▶ **Task goal**:
Each line containing the word "image" must be reported.

▶ **Dataset rows**:
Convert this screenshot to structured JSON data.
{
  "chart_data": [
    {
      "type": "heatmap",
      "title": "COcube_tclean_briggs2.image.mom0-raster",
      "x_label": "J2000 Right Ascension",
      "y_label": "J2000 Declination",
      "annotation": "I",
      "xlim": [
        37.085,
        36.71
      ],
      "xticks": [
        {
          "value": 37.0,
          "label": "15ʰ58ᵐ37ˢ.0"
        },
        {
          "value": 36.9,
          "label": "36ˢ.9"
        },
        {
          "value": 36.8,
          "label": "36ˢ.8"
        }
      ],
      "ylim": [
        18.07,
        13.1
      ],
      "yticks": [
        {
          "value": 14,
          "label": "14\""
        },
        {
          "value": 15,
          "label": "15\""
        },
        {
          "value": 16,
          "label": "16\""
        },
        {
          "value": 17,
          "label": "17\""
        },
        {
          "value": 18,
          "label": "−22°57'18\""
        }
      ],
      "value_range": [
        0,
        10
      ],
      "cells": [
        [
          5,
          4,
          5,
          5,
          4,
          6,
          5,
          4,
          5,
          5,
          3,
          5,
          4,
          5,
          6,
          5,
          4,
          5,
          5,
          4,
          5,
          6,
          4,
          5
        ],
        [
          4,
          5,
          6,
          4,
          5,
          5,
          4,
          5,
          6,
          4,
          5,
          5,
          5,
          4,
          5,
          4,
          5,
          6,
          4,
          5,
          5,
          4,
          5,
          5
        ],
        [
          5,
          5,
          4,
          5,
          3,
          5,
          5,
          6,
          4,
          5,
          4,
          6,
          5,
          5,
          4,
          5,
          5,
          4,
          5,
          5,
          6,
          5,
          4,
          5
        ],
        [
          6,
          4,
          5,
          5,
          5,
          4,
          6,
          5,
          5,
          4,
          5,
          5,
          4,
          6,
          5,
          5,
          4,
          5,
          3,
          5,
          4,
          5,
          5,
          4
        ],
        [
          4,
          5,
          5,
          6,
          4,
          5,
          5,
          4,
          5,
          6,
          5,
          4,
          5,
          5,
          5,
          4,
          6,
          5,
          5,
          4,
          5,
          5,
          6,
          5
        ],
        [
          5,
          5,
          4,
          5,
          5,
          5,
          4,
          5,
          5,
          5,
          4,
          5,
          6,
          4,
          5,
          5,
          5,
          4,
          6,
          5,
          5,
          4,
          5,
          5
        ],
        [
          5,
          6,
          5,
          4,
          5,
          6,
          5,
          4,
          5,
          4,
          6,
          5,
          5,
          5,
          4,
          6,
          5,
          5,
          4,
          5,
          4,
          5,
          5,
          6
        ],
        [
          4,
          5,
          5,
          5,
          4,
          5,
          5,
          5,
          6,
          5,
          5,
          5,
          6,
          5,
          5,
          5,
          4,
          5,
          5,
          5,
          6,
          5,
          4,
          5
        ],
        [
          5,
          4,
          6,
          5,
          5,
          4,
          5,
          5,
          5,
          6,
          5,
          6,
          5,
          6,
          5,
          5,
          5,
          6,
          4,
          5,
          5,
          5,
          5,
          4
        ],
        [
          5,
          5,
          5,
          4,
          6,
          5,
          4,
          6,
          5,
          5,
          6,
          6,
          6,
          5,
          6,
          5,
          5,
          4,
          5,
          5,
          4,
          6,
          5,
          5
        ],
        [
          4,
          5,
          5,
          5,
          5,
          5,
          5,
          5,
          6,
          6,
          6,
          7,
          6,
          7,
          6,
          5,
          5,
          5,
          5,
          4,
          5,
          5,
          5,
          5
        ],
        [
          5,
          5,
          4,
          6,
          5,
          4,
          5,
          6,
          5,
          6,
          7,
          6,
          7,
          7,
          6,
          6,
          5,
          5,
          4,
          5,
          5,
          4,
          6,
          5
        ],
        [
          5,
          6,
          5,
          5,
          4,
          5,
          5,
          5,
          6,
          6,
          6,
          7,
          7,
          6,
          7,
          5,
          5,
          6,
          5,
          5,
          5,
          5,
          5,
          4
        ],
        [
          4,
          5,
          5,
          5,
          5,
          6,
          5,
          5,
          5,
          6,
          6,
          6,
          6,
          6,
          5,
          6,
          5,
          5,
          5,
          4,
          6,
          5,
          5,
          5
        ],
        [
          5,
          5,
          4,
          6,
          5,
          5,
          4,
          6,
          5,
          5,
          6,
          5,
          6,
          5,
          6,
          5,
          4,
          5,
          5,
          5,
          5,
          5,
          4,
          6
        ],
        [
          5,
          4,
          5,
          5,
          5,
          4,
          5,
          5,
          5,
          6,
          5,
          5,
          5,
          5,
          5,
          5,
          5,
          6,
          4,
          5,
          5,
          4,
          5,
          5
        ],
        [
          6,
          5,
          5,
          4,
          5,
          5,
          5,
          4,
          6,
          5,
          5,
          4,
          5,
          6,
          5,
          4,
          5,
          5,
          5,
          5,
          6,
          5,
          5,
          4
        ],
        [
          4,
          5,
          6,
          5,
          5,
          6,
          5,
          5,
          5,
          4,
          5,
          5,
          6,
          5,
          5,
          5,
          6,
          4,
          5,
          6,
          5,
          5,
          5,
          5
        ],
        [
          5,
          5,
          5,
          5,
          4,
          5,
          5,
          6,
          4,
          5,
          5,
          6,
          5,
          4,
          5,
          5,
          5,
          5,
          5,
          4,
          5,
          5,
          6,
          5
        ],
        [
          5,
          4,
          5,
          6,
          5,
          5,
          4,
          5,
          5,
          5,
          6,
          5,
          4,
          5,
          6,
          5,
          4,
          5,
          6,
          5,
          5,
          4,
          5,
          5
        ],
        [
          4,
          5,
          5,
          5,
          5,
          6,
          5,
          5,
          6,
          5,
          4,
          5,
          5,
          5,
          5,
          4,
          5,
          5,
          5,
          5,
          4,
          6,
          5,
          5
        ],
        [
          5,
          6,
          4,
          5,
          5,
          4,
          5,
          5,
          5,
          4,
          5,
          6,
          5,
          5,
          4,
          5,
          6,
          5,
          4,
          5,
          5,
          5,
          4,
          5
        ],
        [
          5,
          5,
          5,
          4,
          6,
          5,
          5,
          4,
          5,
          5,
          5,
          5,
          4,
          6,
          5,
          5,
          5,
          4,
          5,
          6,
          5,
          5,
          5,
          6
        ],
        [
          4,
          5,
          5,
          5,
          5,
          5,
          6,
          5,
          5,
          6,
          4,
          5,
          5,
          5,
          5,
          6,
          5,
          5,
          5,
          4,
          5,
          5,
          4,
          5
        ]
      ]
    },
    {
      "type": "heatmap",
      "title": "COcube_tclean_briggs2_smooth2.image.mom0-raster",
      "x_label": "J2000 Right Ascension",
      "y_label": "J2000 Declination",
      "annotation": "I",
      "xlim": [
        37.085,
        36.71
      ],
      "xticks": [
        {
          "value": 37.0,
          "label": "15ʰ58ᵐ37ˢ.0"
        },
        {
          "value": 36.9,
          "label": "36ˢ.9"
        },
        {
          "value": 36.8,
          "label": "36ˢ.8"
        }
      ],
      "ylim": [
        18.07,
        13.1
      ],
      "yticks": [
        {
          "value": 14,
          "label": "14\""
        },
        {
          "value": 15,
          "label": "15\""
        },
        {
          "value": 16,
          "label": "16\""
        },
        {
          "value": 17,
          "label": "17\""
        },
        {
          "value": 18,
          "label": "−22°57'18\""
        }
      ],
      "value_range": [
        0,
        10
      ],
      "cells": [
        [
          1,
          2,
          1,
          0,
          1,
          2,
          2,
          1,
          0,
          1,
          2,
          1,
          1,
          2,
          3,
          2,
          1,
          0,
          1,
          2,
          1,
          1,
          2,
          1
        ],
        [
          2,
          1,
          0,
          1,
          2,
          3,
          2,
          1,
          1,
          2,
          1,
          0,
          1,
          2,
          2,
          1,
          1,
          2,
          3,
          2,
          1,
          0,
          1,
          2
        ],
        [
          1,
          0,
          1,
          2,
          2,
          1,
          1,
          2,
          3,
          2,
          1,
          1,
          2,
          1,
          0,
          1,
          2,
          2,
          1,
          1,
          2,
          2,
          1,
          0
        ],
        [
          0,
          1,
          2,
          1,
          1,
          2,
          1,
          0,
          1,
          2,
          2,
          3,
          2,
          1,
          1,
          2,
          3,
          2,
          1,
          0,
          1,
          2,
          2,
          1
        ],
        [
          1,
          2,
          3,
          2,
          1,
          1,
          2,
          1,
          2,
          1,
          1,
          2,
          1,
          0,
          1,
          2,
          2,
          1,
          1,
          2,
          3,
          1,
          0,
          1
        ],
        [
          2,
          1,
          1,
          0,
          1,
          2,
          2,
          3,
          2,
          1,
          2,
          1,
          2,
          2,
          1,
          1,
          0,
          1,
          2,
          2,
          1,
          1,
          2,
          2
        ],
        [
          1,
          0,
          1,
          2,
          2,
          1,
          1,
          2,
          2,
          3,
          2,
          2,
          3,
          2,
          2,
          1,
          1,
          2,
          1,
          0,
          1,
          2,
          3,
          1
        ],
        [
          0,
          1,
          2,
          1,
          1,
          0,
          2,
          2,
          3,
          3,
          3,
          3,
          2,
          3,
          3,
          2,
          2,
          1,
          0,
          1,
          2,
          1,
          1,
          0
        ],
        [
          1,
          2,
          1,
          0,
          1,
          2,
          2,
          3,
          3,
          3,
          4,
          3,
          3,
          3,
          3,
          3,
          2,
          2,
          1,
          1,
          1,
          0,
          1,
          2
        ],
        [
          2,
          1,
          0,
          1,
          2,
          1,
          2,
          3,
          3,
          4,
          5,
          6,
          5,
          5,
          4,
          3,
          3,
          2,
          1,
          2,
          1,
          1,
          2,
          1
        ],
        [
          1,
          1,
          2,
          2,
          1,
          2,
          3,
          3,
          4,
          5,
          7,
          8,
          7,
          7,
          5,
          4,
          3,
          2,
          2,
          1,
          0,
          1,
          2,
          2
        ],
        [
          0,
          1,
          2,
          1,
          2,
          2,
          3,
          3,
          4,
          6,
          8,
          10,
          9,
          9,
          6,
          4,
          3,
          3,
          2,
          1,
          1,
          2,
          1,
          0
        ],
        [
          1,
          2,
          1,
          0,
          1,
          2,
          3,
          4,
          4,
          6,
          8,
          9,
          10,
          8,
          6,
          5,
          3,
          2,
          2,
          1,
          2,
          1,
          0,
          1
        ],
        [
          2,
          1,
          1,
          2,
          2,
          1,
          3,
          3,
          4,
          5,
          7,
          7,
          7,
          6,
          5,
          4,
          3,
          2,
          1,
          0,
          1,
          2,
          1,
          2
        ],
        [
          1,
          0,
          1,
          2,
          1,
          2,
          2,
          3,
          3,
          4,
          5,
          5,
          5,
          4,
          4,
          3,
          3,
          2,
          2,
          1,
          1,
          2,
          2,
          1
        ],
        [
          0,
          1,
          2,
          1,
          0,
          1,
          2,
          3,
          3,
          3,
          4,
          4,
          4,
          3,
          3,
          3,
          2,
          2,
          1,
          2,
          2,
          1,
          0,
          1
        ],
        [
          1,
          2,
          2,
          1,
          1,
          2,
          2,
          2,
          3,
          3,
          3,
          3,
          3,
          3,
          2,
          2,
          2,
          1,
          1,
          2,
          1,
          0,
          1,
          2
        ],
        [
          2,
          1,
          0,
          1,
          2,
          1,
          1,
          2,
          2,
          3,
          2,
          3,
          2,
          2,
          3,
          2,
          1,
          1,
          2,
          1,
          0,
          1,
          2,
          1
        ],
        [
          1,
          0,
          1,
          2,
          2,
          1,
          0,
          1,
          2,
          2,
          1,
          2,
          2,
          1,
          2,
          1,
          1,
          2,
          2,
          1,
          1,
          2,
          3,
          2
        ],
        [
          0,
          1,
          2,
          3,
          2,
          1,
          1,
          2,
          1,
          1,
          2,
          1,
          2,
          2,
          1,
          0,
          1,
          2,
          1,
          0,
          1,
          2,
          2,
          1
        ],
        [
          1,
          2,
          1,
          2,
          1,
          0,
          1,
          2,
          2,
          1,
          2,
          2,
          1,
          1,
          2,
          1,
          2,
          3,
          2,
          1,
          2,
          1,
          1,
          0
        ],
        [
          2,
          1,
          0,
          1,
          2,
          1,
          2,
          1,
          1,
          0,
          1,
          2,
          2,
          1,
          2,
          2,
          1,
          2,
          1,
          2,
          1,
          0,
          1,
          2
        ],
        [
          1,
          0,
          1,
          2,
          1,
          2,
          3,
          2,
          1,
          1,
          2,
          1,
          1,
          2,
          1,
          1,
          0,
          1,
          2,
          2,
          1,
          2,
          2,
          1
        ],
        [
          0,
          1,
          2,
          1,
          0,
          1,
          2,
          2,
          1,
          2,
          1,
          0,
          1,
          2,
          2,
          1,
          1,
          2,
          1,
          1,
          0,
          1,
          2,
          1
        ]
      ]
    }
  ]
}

▶ **Output of the exercise**:
      "title": "COcube_tclean_briggs2.image.mom0-raster",
      "title": "COcube_tclean_briggs2_smooth2.image.mom0-raster",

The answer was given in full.